#### Listing
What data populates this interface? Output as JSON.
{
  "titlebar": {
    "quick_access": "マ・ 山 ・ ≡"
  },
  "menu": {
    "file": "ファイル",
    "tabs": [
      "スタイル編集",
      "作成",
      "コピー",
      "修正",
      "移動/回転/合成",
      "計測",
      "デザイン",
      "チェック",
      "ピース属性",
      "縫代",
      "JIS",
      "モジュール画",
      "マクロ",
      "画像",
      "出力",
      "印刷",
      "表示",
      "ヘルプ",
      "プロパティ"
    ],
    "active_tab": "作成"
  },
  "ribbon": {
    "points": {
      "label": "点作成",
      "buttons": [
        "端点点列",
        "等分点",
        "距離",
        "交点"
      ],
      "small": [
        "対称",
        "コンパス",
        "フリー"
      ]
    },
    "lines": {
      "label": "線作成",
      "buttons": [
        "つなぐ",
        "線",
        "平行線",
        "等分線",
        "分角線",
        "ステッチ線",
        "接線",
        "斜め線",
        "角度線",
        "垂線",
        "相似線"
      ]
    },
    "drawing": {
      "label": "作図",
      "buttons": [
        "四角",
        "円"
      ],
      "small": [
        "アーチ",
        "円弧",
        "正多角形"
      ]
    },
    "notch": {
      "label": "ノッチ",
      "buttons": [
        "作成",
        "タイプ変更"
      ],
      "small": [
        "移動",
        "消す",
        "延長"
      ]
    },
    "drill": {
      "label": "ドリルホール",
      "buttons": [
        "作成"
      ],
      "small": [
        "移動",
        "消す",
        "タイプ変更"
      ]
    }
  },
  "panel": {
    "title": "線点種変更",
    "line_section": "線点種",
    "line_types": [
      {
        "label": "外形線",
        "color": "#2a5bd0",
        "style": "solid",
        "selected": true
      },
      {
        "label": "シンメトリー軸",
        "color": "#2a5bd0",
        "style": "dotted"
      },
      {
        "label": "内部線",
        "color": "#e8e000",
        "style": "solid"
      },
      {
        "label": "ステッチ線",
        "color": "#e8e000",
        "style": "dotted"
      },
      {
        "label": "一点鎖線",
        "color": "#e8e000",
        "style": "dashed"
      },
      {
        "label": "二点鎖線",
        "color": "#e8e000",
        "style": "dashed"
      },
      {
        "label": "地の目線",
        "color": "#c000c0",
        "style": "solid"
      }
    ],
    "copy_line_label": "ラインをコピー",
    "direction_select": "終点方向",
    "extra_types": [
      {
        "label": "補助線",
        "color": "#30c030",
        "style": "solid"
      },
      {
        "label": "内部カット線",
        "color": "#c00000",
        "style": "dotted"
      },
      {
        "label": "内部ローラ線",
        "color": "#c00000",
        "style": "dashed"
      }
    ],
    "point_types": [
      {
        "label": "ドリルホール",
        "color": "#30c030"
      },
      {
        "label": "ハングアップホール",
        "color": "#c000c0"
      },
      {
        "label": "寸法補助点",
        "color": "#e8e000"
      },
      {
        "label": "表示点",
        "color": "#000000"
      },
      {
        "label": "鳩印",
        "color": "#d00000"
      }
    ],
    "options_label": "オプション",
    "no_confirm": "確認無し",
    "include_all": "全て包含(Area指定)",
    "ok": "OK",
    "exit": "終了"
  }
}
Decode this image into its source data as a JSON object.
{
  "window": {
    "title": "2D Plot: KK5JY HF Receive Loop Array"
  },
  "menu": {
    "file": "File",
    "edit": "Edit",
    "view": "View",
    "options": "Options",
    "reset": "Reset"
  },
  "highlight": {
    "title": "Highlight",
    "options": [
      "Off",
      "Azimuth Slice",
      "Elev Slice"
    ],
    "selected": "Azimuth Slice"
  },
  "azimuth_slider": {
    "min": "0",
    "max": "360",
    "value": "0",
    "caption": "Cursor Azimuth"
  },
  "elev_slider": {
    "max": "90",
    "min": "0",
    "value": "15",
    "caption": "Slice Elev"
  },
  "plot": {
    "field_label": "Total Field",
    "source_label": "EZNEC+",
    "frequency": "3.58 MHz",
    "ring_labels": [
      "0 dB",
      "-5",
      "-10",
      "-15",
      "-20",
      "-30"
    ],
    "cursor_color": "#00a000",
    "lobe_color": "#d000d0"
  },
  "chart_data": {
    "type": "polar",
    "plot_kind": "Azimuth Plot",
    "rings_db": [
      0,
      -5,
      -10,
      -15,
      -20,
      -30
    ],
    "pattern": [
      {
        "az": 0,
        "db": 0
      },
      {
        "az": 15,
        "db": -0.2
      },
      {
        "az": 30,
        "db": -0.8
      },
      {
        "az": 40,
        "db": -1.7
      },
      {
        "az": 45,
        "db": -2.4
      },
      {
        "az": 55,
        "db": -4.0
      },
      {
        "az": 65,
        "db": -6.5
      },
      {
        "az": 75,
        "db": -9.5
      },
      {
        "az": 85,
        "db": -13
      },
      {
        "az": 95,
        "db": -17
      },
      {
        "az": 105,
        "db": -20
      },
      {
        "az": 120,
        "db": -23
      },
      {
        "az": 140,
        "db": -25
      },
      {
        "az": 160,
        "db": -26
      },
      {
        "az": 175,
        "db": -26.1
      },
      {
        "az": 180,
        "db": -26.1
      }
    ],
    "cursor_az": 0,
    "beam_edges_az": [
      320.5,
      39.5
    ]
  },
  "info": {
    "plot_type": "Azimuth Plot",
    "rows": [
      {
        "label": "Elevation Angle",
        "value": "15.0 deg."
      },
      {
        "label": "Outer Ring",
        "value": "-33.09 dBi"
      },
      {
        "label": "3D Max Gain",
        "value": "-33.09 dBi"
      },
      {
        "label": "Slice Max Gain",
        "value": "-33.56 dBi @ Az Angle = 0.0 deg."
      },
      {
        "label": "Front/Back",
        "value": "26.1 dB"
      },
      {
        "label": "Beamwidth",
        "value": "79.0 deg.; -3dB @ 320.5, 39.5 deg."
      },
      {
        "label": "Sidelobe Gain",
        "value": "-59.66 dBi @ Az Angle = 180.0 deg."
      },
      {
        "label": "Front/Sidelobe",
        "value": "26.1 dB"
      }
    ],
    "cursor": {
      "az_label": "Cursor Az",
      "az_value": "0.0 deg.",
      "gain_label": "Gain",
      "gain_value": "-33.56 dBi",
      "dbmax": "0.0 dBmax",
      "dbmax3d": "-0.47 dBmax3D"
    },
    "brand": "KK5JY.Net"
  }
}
########
*Do this*
From the records, copy every line that has the string "Front" in it.

*Solution for this task*
        "label": "Front/Back",
        "label": "Front/Sidelobe",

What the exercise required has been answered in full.